* What you will do
Please check each statement against the article on the IDF's multi-year plan, answering yes or no and quoting the exact words from the article that settle it. 1. The Tefen plan was initiated in 2007. 2. In 2006 the IDF held ten brigade-level exercises. 3. Both plans name Syria as Israel's greatest threat.

Security and Defense: Preparing for war on all fronts


The IDF’s multi-year plan, unveiled to the press this week, was for the most part a continuation of the last plan, Tefen, initiated in 2007 under former chief of General Staff Lt.-Gen. (res.) Gabi Ashkenazi.

Then, the IDF was reeling from its failures and mistakes following the Second Lebanon War in 2006, and Ashkenazi decided to invest in the ground forces by manufacturing more Merkava tanks, developing a new armored personnel carrier (APC) called the Namer and significantly boosting training.

An emphasis was also put on missile defense, the benefits of which we witnessed last week when the Iron Dome intercepted eight rockets fired from the Gaza Strip.

This has paid off, and the IDF is unquestionably better prepared today for another ground war in Syria, Lebanon or the Gaza Strip.

During his term as chief of staff, Ashkenazi oversaw nearly 100 different brigade-level exercises. In 2006, by comparison, the IDF held a total of two brigade-level exercises. The IDF has already received the first batch of Namer APCs and has equipped some of its tanks with the Trophy active-protection system. The ground forces are ready.

THE NEW plan, called Halamish and constructed under new Chief of General Staff Lt.-Gen. Benny Gantz – some IDF officers have joked that Halamish is the Hebrew acronym for “I am missing 1 billion shekels” – continues the same line of thinking as Tefen, but may contain another focal point.

While both plans identify Iran as the greatest threat and challenge for Israel – followed by the northern front, which includes Syria and Lebanon and then the Palestinians – Halamish may be unique if it places Egypt on the list as well.

* Information shown
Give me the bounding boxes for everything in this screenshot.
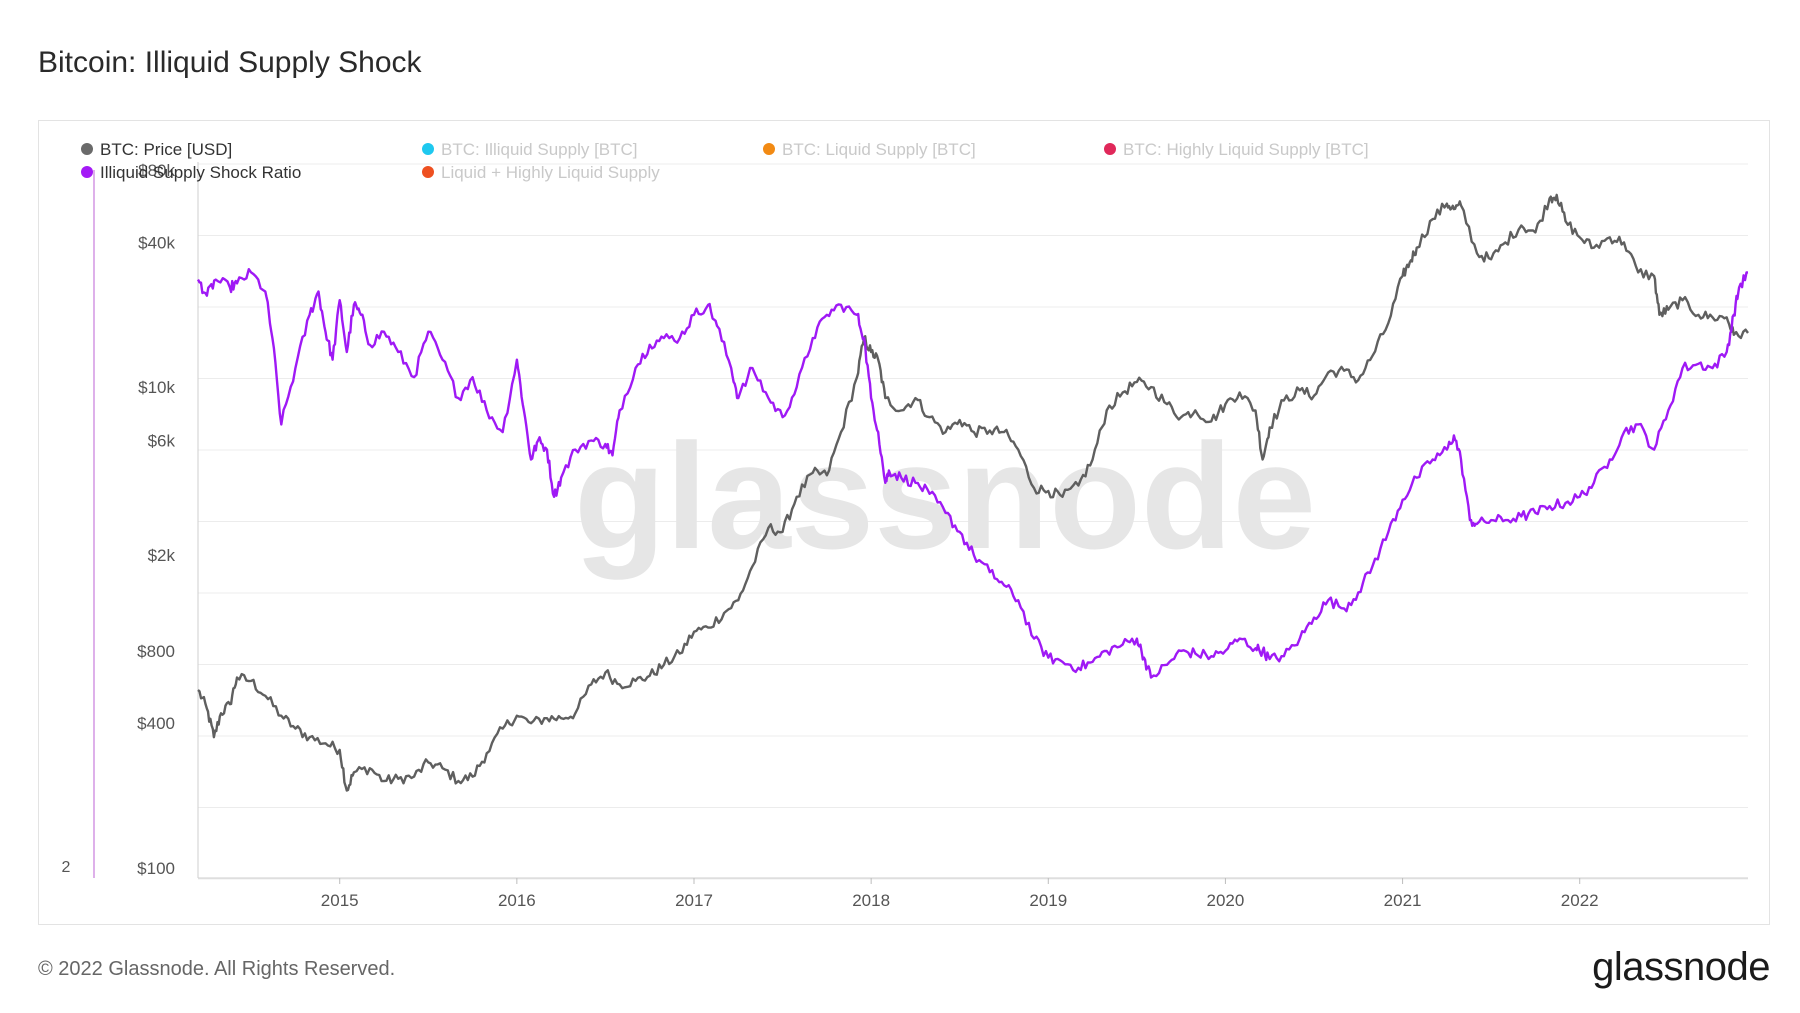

* Result of the exercise
1. Yes: "the last plan, Tefen, initiated in 2007 under former chief of General Staff Lt.-Gen. (res.) Gabi Ashkenazi."
2. No: "In 2006, by comparison, the IDF held a total of two brigade-level exercises."
3. No: "both plans identify Iran as the greatest threat and challenge for Israel"